start Records for this exercise
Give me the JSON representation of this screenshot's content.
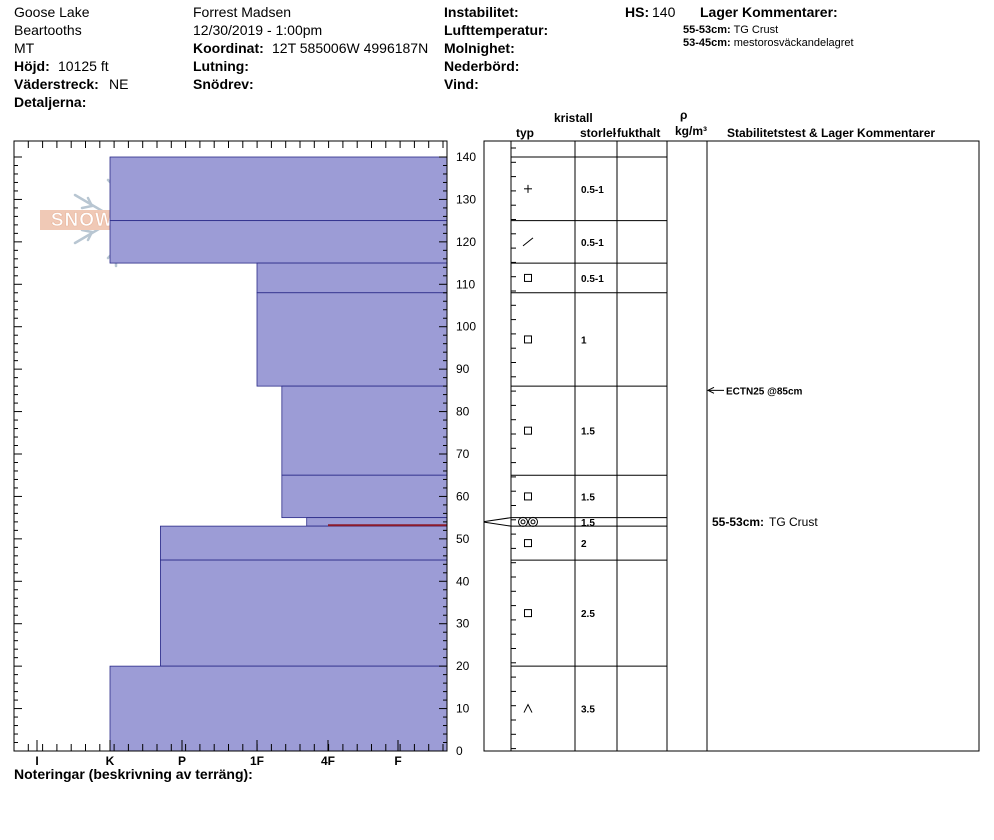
{
  "header": {
    "location": "Goose Lake",
    "range": "Beartooths",
    "state": "MT",
    "elevation_label": "Höjd:",
    "elevation_value": "10125 ft",
    "aspect_label": "Väderstreck:",
    "aspect_value": "NE",
    "details_label": "Detaljerna:",
    "observer": "Forrest Madsen",
    "datetime": "12/30/2019 - 1:00pm",
    "coord_label": "Koordinat:",
    "coord_value": "12T 585006W 4996187N",
    "slope_label": "Lutning:",
    "wind_loading_label": "Snödrev:",
    "instability_label": "Instabilitet:",
    "air_temp_label": "Lufttemperatur:",
    "sky_label": "Molnighet:",
    "precip_label": "Nederbörd:",
    "wind_label": "Vind:",
    "hs_label": "HS:",
    "hs_value": "140",
    "layer_comments_title": "Lager Kommentarer:",
    "layer_comments": [
      {
        "range": "55-53cm:",
        "text": "TG Crust"
      },
      {
        "range": "53-45cm:",
        "text": "mestorosväckandelagret"
      }
    ]
  },
  "columns": {
    "kristall": "kristall",
    "typ": "typ",
    "storlek": "storlek",
    "fukthalt": "fukthalt",
    "rho": "ρ",
    "density_unit": "kg/m³",
    "stability": "Stabilitetstest & Lager Kommentarer"
  },
  "footer": {
    "notes_label": "Noteringar (beskrivning av terräng):"
  },
  "logo_text": "SNOW PILOT",
  "colors": {
    "layer_fill": "#9c9cd6",
    "crust_line": "#8b1a2b"
  },
  "stability_tests": [
    {
      "text": "ECTN25 @85cm",
      "depth_cm": 85
    }
  ],
  "crust_comment": {
    "range": "55-53cm:",
    "text": "TG Crust",
    "depth_cm": 54
  },
  "chart_data": {
    "type": "bar",
    "orientation": "horizontal-layer-profile",
    "ylabel": "",
    "ylim": [
      0,
      140
    ],
    "yticks": [
      0,
      10,
      20,
      30,
      40,
      50,
      60,
      70,
      80,
      90,
      100,
      110,
      120,
      130,
      140
    ],
    "hardness_scale": [
      "I",
      "K",
      "P",
      "1F",
      "4F",
      "F"
    ],
    "layers": [
      {
        "top": 140,
        "bottom": 125,
        "hardness": 1.0,
        "grain": "plus",
        "size": "0.5-1"
      },
      {
        "top": 125,
        "bottom": 115,
        "hardness": 1.0,
        "grain": "slash",
        "size": "0.5-1"
      },
      {
        "top": 115,
        "bottom": 108,
        "hardness": 3.0,
        "grain": "square",
        "size": "0.5-1"
      },
      {
        "top": 108,
        "bottom": 86,
        "hardness": 3.0,
        "grain": "square",
        "size": "1"
      },
      {
        "top": 86,
        "bottom": 65,
        "hardness": 3.35,
        "grain": "square",
        "size": "1.5"
      },
      {
        "top": 65,
        "bottom": 55,
        "hardness": 3.35,
        "grain": "square",
        "size": "1.5"
      },
      {
        "top": 55,
        "bottom": 53,
        "hardness": 3.7,
        "grain": "doublecircle",
        "size": "1.5"
      },
      {
        "top": 53,
        "bottom": 45,
        "hardness": 1.7,
        "grain": "square",
        "size": "2"
      },
      {
        "top": 45,
        "bottom": 20,
        "hardness": 1.7,
        "grain": "square",
        "size": "2.5"
      },
      {
        "top": 20,
        "bottom": 0,
        "hardness": 1.0,
        "grain": "caret",
        "size": "3.5"
      }
    ]
  }
}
end Records for this exercise
Given instruction:
The listing above must be printed again exactly, minus its pictures.

Task answer:
Give me the JSON representation of this screenshot's content.
{
  "header": {
    "location": "Goose Lake",
    "range": "Beartooths",
    "state": "MT",
    "elevation_label": "Höjd:",
    "elevation_value": "10125 ft",
    "aspect_label": "Väderstreck:",
    "aspect_value": "NE",
    "details_label": "Detaljerna:",
    "observer": "Forrest Madsen",
    "datetime": "12/30/2019 - 1:00pm",
    "coord_label": "Koordinat:",
    "coord_value": "12T 585006W 4996187N",
    "slope_label": "Lutning:",
    "wind_loading_label": "Snödrev:",
    "instability_label": "Instabilitet:",
    "air_temp_label": "Lufttemperatur:",
    "sky_label": "Molnighet:",
    "precip_label": "Nederbörd:",
    "wind_label": "Vind:",
    "hs_label": "HS:",
    "hs_value": "140",
    "layer_comments_title": "Lager Kommentarer:",
    "layer_comments": [
      {
        "range": "55-53cm:",
        "text": "TG Crust"
      },
      {
        "range": "53-45cm:",
        "text": "mestorosväckandelagret"
      }
    ]
  },
  "columns": {
    "kristall": "kristall",
    "typ": "typ",
    "storlek": "storlek",
    "fukthalt": "fukthalt",
    "rho": "ρ",
    "density_unit": "kg/m³",
    "stability": "Stabilitetstest & Lager Kommentarer"
  },
  "footer": {
    "notes_label": "Noteringar (beskrivning av terräng):"
  },
  "logo_text": "SNOW PILOT",
  "colors": {
    "layer_fill": "#9c9cd6",
    "crust_line": "#8b1a2b"
  },
  "stability_tests": [
    {
      "text": "ECTN25 @85cm",
      "depth_cm": 85
    }
  ],
  "crust_comment": {
    "range": "55-53cm:",
    "text": "TG Crust",
    "depth_cm": 54
  },
  "chart_data": {
    "type": "bar",
    "orientation": "horizontal-layer-profile",
    "ylabel": "",
    "ylim": [
      0,
      140
    ],
    "yticks": [
      0,
      10,
      20,
      30,
      40,
      50,
      60,
      70,
      80,
      90,
      100,
      110,
      120,
      130,
      140
    ],
    "hardness_scale": [
      "I",
      "K",
      "P",
      "1F",
      "4F",
      "F"
    ],
    "layers": [
      {
        "top": 140,
        "bottom": 125,
        "hardness": 1.0,
        "grain": "plus",
        "size": "0.5-1"
      },
      {
        "top": 125,
        "bottom": 115,
        "hardness": 1.0,
        "grain": "slash",
        "size": "0.5-1"
      },
      {
        "top": 115,
        "bottom": 108,
        "hardness": 3.0,
        "grain": "square",
        "size": "0.5-1"
      },
      {
        "top": 108,
        "bottom": 86,
        "hardness": 3.0,
        "grain": "square",
        "size": "1"
      },
      {
        "top": 86,
        "bottom": 65,
        "hardness": 3.35,
        "grain": "square",
        "size": "1.5"
      },
      {
        "top": 65,
        "bottom": 55,
        "hardness": 3.35,
        "grain": "square",
        "size": "1.5"
      },
      {
        "top": 55,
        "bottom": 53,
        "hardness": 3.7,
        "grain": "doublecircle",
        "size": "1.5"
      },
      {
        "top": 53,
        "bottom": 45,
        "hardness": 1.7,
        "grain": "square",
        "size": "2"
      },
      {
        "top": 45,
        "bottom": 20,
        "hardness": 1.7,
        "grain": "square",
        "size": "2.5"
      },
      {
        "top": 20,
        "bottom": 0,
        "hardness": 1.0,
        "grain": "caret",
        "size": "3.5"
      }
    ]
  }
}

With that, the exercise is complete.